- _WHAT IS ASKED_
Print the entries that appear below, exactly as written and without their pictures.

- _DATA SHOWN_
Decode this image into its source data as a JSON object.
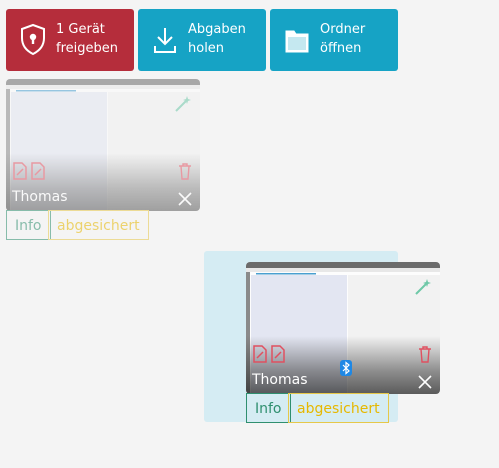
{
  "toolbar": {
    "share_label_line1": "1 Gerät",
    "share_label_line2": "freigeben",
    "collect_label_line1": "Abgaben",
    "collect_label_line2": "holen",
    "open_label_line1": "Ordner",
    "open_label_line2": "öffnen"
  },
  "devices": [
    {
      "name": "Thomas",
      "info_label": "Info",
      "status_label": "abgesichert",
      "bluetooth": false,
      "selected": false
    },
    {
      "name": "Thomas",
      "info_label": "Info",
      "status_label": "abgesichert",
      "bluetooth": true,
      "selected": true
    }
  ],
  "colors": {
    "share_button": "#b52d3b",
    "action_button": "#16a3c5",
    "info_tag": "#2f8f6f",
    "status_tag": "#e6b800",
    "selection": "#d5ecf3",
    "delete_icon": "#e05060",
    "magic_icon": "#6fc8a8"
  },
  "icons": [
    "shield-lock-icon",
    "download-icon",
    "folder-icon",
    "magic-wand-icon",
    "edit-file-icon",
    "trash-icon",
    "close-icon",
    "bluetooth-icon"
  ]
}
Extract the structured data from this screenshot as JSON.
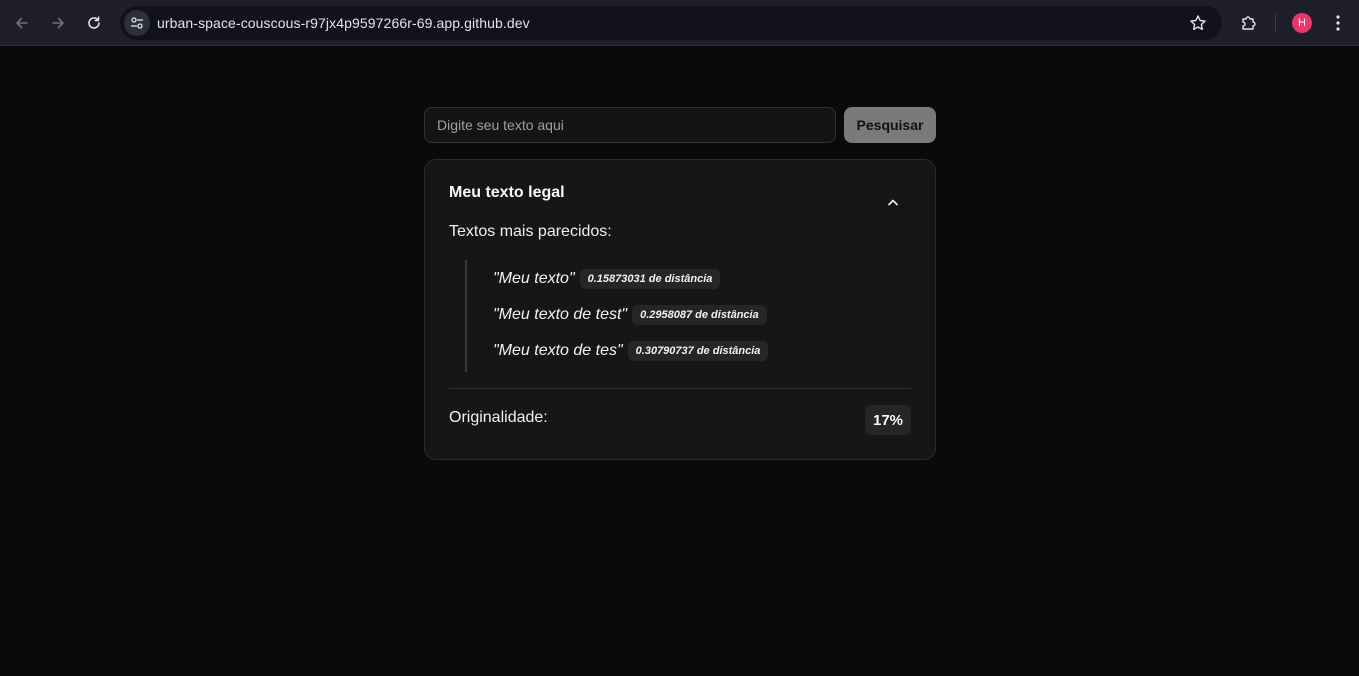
{
  "browser": {
    "url": "urban-space-couscous-r97jx4p9597266r-69.app.github.dev",
    "avatar_initial": "H",
    "avatar_color": "#e8376e"
  },
  "search": {
    "placeholder": "Digite seu texto aqui",
    "value": "",
    "button_label": "Pesquisar"
  },
  "result": {
    "title": "Meu texto legal",
    "similar_label": "Textos mais parecidos:",
    "similar_texts": [
      {
        "text": "\"Meu texto\"",
        "distance": "0.15873031 de distância"
      },
      {
        "text": "\"Meu texto de test\"",
        "distance": "0.2958087 de distância"
      },
      {
        "text": "\"Meu texto de tes\"",
        "distance": "0.30790737 de distância"
      }
    ],
    "originality_label": "Originalidade:",
    "originality_value": "17%"
  }
}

- _ANSWER TO THIS EXERCISE_
Decode this image into its source data as a JSON object.
{
  "toolbar": {
    "share_label_line1": "1 Gerät",
    "share_label_line2": "freigeben",
    "collect_label_line1": "Abgaben",
    "collect_label_line2": "holen",
    "open_label_line1": "Ordner",
    "open_label_line2": "öffnen"
  },
  "devices": [
    {
      "name": "Thomas",
      "info_label": "Info",
      "status_label": "abgesichert",
      "bluetooth": false,
      "selected": false
    },
    {
      "name": "Thomas",
      "info_label": "Info",
      "status_label": "abgesichert",
      "bluetooth": true,
      "selected": true
    }
  ],
  "colors": {
    "share_button": "#b52d3b",
    "action_button": "#16a3c5",
    "info_tag": "#2f8f6f",
    "status_tag": "#e6b800",
    "selection": "#d5ecf3",
    "delete_icon": "#e05060",
    "magic_icon": "#6fc8a8"
  },
  "icons": [
    "shield-lock-icon",
    "download-icon",
    "folder-icon",
    "magic-wand-icon",
    "edit-file-icon",
    "trash-icon",
    "close-icon",
    "bluetooth-icon"
  ]
}
Extract the structured data from this screenshot as JSON.
{
  "browser": {
    "url": "urban-space-couscous-r97jx4p9597266r-69.app.github.dev",
    "avatar_initial": "H",
    "avatar_color": "#e8376e"
  },
  "search": {
    "placeholder": "Digite seu texto aqui",
    "value": "",
    "button_label": "Pesquisar"
  },
  "result": {
    "title": "Meu texto legal",
    "similar_label": "Textos mais parecidos:",
    "similar_texts": [
      {
        "text": "\"Meu texto\"",
        "distance": "0.15873031 de distância"
      },
      {
        "text": "\"Meu texto de test\"",
        "distance": "0.2958087 de distância"
      },
      {
        "text": "\"Meu texto de tes\"",
        "distance": "0.30790737 de distância"
      }
    ],
    "originality_label": "Originalidade:",
    "originality_value": "17%"
  }
}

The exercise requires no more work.